* START DATA TO PROCESS *

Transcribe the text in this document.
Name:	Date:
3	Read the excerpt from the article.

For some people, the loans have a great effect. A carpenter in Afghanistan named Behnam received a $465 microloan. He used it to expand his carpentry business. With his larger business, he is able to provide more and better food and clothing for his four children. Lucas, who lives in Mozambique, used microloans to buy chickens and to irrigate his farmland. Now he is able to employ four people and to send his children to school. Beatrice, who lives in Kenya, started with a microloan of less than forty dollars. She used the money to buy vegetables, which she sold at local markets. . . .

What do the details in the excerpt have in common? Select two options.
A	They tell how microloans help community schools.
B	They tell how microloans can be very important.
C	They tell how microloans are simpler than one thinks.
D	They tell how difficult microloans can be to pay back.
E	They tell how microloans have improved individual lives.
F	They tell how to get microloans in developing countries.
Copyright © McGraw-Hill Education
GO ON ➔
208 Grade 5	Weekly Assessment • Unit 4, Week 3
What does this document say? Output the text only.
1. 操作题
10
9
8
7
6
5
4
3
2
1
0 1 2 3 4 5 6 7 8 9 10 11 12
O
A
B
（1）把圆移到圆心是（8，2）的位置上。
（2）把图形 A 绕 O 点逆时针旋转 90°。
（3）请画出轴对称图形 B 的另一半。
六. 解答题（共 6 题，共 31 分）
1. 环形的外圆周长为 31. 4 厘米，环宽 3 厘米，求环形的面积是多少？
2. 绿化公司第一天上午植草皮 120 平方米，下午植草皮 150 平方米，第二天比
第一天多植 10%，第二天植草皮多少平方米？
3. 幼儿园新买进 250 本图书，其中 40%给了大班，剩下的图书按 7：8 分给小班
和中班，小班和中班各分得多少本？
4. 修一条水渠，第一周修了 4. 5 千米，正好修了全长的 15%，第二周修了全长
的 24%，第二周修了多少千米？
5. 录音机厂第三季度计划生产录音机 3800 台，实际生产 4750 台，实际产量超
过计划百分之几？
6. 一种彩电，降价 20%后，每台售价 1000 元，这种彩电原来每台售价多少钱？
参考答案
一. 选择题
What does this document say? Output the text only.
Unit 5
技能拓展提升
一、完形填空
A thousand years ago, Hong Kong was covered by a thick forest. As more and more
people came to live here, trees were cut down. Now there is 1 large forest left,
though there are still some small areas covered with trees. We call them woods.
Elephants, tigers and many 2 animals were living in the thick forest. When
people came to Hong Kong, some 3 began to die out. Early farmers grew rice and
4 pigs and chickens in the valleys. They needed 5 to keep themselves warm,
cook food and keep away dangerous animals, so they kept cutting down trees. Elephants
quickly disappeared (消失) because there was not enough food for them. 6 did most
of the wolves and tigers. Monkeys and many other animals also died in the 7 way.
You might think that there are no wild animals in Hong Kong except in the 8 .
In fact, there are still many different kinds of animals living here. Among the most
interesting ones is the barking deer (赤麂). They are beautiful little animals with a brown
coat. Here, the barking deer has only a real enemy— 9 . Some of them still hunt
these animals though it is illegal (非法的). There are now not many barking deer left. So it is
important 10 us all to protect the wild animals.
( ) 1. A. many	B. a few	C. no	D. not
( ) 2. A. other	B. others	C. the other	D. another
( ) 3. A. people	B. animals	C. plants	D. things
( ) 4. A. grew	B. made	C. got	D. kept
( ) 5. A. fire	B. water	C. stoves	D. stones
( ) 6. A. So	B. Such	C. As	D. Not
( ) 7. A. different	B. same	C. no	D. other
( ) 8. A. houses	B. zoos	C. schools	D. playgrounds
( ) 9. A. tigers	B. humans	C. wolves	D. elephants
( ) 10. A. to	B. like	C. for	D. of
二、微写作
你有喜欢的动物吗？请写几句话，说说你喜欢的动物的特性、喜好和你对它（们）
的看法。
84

* END DATA TO PROCESS *

__EXERCISE AIM__.
Looking at the listing above, count the lines that contain "tell" and give nothing but the number.

__CORRECT RESULT__.
6